PROBLEMS TO SOLVE
1) Using the piece on Kohima, explain why Kohima City cannot develop, progress, or expand unless the Angamis of Kohima Village take the lead.
2) Reproduce the piece on Kohima word for word from "THE CORE INFRASTRUCTURE" up to and including "Health and education.".

GIVEN TEXT
---+---

The Kohima Village (Bara Basti) has its own history as the second largest Village in Asia. We should think of building a Museum in the Village with various historical records like artifacts, items and names of those who made significant contributions for the growth of Kohima, defenders of Kohima from external aggression in earlier days. It will definitely attract tourists, researchers, besides reminding the younger generations of their past forefathers and histories of the Angamis in the Kohima Village.
It is regrettable to say that the Capital City of Nagaland continues to be experiencing underdevelopment particularly in road and water supply sectors, which are essential for the City development. The expansion of the Capital City hardly takes place since its inception as full-fledged State in 1963. But over the years, the State witnessed the population explosion and also sudden rise of vehicles. Roads are little and the overcrowded vehicles have today become nightmares for the denizens of Kohima. Traffic congestions have become a major problem in Kohima City.
It is simply impossible to develop, progress, and expand Kohima City unless the Angamis of Kohima Village take the lead. Because they are the landowners and by tradition and customs, the Government cannot do anything as far as land is concerned. The conditions of the present State Capital is very unpredictable if one carefully studies. The capital roads are urgently needed for expansion which is the single most important area to be thought of. The building bylaws in the Capital region should be enforced. Proper drainage system should be constructed with quality materials. Encroachment of Government lands by private parties or individuals should stop as such practices have been going on over the years without any sign of solution. At the same time, the Government also should immediately stop allotting Government land or old Government bungalows to private and individual parties. Such practice is only making position and status of the Government extremely vulnerable.
It is so painful to see that our youth are not given space they need. We need to have centers for entertainment and recreation in the Capital City areas. The Government used to come up with various projects like City Convention Center, Cultural Complex, etc. and why not think of providing some of youth oriented centers with modern facilities. The parks are needed for Cities. We do have one far off the City – beyond IG Stadium. It is good to have at least one such park in the City areas.
We are lucky that Kohima Capital City has been included in the first phase of 80 Cities declared to be built as Smart Cities across the country. These Smart City projects are to be completed in five-year time. The idea of the Smart City is to give comprehensive development of physical, institutional, social and economic infrastructure as these are primary areas for improving the quality of life, besides attracting people and investment, setting in motion a virtuous cycle of growth and development.
THE CORE INFRASTRUCTURE ELEMENTS OF SMART CITY ARE:
· Adequate water supply,
· Assured electricity supply,
· Sanitation, including solid waste management,
· Efficient urban mobility and public transport,
· Affordable housing, especially for the poor,
· Robust IT connectivity and digitalization,
· Good governance, especially e-Governance and citizen participation,
· Sustainable environment,
· Safety and security of citizens, particularly women, children and the elderly, and
· Health and education.
There are many things to be done if we really want to make Kohima Capital an ideal city. It is, of course, for every citizen, who lives in Kohima, should love and care the City, yet the Angamis in Kohima, as already stated, have the biggest role to play. Most of the issues mentioned above particularly the expansion of the roads will come to a possibility if they step in, and others will automatically follow.

---+---

GIVEN DATA
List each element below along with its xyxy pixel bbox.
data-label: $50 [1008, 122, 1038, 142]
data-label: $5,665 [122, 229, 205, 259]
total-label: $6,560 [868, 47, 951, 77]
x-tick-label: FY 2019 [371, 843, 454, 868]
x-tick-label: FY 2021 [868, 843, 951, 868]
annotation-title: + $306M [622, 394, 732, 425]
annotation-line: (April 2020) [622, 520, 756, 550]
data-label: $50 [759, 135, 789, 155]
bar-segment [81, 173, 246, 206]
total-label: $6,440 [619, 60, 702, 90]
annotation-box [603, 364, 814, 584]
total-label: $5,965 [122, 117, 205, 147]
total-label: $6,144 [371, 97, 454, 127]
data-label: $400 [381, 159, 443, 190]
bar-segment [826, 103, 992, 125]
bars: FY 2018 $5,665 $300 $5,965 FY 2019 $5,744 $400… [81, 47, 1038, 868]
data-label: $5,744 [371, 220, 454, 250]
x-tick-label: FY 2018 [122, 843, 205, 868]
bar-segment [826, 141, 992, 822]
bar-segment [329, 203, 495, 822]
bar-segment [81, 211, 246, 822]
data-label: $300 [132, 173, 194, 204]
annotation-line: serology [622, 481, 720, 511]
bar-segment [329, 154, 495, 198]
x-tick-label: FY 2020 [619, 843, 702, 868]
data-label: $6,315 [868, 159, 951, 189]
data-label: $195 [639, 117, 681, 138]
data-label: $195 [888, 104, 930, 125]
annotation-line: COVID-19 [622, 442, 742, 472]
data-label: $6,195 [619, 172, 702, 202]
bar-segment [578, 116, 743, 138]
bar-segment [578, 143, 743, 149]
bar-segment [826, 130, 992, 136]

---+---

RESULTS FOR THE EXERCISE
1) The Angamis of Kohima Village are the landowners. By tradition and customs, the Government cannot do anything concerning land, so expansion depends on them stepping in.

2)
THE CORE INFRASTRUCTURE ELEMENTS OF SMART CITY ARE:
· Adequate water supply,
· Assured electricity supply,
· Sanitation, including solid waste management,
· Efficient urban mobility and public transport,
· Affordable housing, especially for the poor,
· Robust IT connectivity and digitalization,
· Good governance, especially e-Governance and citizen participation,
· Sustainable environment,
· Safety and security of citizens, particularly women, children and the elderly, and
· Health and education.